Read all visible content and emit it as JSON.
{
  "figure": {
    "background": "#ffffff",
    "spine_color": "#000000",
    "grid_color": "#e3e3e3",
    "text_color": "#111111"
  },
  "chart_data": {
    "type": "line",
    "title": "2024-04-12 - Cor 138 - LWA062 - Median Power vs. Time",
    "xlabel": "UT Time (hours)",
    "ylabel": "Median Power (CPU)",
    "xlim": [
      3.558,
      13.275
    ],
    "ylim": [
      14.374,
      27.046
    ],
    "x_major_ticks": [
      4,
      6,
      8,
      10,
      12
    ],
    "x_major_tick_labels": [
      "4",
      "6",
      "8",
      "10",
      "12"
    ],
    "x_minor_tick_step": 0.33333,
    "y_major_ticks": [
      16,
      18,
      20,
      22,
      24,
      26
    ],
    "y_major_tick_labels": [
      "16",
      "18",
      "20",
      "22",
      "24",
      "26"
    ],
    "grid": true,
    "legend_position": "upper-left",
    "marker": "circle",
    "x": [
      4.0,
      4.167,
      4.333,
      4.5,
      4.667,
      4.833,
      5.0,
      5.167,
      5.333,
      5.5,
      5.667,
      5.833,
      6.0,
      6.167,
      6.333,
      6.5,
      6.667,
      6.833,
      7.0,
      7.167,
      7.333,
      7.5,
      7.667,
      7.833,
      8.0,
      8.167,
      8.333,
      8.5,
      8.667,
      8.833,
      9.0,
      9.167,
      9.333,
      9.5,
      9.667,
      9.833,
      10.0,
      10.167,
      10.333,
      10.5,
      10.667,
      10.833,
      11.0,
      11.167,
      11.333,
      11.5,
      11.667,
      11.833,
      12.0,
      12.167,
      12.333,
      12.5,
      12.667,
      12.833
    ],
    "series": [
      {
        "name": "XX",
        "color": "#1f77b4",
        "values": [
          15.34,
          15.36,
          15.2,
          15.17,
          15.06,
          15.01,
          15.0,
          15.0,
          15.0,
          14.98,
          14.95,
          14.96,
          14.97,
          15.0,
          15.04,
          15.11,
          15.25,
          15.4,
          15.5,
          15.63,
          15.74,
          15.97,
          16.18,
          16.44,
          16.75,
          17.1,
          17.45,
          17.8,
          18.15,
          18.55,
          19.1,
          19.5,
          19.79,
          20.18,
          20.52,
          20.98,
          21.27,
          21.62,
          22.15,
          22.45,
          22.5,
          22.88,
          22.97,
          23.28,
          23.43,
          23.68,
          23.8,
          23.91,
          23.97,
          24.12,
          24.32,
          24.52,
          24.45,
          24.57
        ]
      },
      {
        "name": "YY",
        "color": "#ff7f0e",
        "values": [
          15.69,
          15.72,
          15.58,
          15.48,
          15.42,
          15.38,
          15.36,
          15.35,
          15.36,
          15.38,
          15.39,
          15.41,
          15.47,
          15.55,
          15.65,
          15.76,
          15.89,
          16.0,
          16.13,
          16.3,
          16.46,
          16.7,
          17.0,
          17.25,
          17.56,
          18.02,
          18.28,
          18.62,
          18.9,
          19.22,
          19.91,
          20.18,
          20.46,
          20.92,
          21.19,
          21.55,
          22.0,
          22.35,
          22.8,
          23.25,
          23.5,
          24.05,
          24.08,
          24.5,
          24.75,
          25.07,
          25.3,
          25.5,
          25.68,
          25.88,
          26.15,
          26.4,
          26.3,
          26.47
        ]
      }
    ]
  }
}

^^^^^^^^^^^^^^^^

- Prompt
Each entry is to be returned in full, character for character.

- Complete response
Read all visible content and emit it as JSON.
{
  "figure": {
    "background": "#ffffff",
    "spine_color": "#000000",
    "grid_color": "#e3e3e3",
    "text_color": "#111111"
  },
  "chart_data": {
    "type": "line",
    "title": "2024-04-12 - Cor 138 - LWA062 - Median Power vs. Time",
    "xlabel": "UT Time (hours)",
    "ylabel": "Median Power (CPU)",
    "xlim": [
      3.558,
      13.275
    ],
    "ylim": [
      14.374,
      27.046
    ],
    "x_major_ticks": [
      4,
      6,
      8,
      10,
      12
    ],
    "x_major_tick_labels": [
      "4",
      "6",
      "8",
      "10",
      "12"
    ],
    "x_minor_tick_step": 0.33333,
    "y_major_ticks": [
      16,
      18,
      20,
      22,
      24,
      26
    ],
    "y_major_tick_labels": [
      "16",
      "18",
      "20",
      "22",
      "24",
      "26"
    ],
    "grid": true,
    "legend_position": "upper-left",
    "marker": "circle",
    "x": [
      4.0,
      4.167,
      4.333,
      4.5,
      4.667,
      4.833,
      5.0,
      5.167,
      5.333,
      5.5,
      5.667,
      5.833,
      6.0,
      6.167,
      6.333,
      6.5,
      6.667,
      6.833,
      7.0,
      7.167,
      7.333,
      7.5,
      7.667,
      7.833,
      8.0,
      8.167,
      8.333,
      8.5,
      8.667,
      8.833,
      9.0,
      9.167,
      9.333,
      9.5,
      9.667,
      9.833,
      10.0,
      10.167,
      10.333,
      10.5,
      10.667,
      10.833,
      11.0,
      11.167,
      11.333,
      11.5,
      11.667,
      11.833,
      12.0,
      12.167,
      12.333,
      12.5,
      12.667,
      12.833
    ],
    "series": [
      {
        "name": "XX",
        "color": "#1f77b4",
        "values": [
          15.34,
          15.36,
          15.2,
          15.17,
          15.06,
          15.01,
          15.0,
          15.0,
          15.0,
          14.98,
          14.95,
          14.96,
          14.97,
          15.0,
          15.04,
          15.11,
          15.25,
          15.4,
          15.5,
          15.63,
          15.74,
          15.97,
          16.18,
          16.44,
          16.75,
          17.1,
          17.45,
          17.8,
          18.15,
          18.55,
          19.1,
          19.5,
          19.79,
          20.18,
          20.52,
          20.98,
          21.27,
          21.62,
          22.15,
          22.45,
          22.5,
          22.88,
          22.97,
          23.28,
          23.43,
          23.68,
          23.8,
          23.91,
          23.97,
          24.12,
          24.32,
          24.52,
          24.45,
          24.57
        ]
      },
      {
        "name": "YY",
        "color": "#ff7f0e",
        "values": [
          15.69,
          15.72,
          15.58,
          15.48,
          15.42,
          15.38,
          15.36,
          15.35,
          15.36,
          15.38,
          15.39,
          15.41,
          15.47,
          15.55,
          15.65,
          15.76,
          15.89,
          16.0,
          16.13,
          16.3,
          16.46,
          16.7,
          17.0,
          17.25,
          17.56,
          18.02,
          18.28,
          18.62,
          18.9,
          19.22,
          19.91,
          20.18,
          20.46,
          20.92,
          21.19,
          21.55,
          22.0,
          22.35,
          22.8,
          23.25,
          23.5,
          24.05,
          24.08,
          24.5,
          24.75,
          25.07,
          25.3,
          25.5,
          25.68,
          25.88,
          26.15,
          26.4,
          26.3,
          26.47
        ]
      }
    ]
  }
}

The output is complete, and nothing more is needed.